* [MATERIAL TO PROCESS]:
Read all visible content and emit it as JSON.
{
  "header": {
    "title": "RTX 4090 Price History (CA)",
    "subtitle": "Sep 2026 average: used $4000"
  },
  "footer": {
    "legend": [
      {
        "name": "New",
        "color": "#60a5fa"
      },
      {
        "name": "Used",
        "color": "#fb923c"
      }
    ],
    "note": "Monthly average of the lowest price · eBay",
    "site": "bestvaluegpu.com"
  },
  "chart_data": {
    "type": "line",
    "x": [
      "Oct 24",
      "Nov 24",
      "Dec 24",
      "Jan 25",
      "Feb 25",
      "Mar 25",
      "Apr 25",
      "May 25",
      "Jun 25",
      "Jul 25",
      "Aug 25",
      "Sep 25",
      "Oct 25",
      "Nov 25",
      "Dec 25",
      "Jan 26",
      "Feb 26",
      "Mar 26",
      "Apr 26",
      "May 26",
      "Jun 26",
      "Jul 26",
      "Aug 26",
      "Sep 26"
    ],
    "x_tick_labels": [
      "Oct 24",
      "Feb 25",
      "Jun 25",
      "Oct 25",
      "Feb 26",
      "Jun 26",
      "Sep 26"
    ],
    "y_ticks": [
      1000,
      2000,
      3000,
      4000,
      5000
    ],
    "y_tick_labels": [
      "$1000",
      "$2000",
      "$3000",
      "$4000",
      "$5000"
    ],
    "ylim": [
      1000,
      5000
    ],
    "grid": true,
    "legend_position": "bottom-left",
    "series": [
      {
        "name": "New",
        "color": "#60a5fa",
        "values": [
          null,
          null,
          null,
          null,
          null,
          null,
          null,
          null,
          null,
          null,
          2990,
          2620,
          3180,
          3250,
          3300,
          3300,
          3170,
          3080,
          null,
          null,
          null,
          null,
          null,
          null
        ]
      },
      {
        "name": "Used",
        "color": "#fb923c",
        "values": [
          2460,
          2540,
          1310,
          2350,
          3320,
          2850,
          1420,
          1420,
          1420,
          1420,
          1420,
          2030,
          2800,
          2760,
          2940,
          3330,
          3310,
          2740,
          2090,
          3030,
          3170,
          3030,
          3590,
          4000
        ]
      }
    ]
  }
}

* [THE REQUEST]:
Copy out every line of the data that includes the word "color".

* [WRITTEN RESPONSE]:
        "color": "#60a5fa"
        "color": "#fb923c"
        "color": "#60a5fa",
        "color": "#fb923c",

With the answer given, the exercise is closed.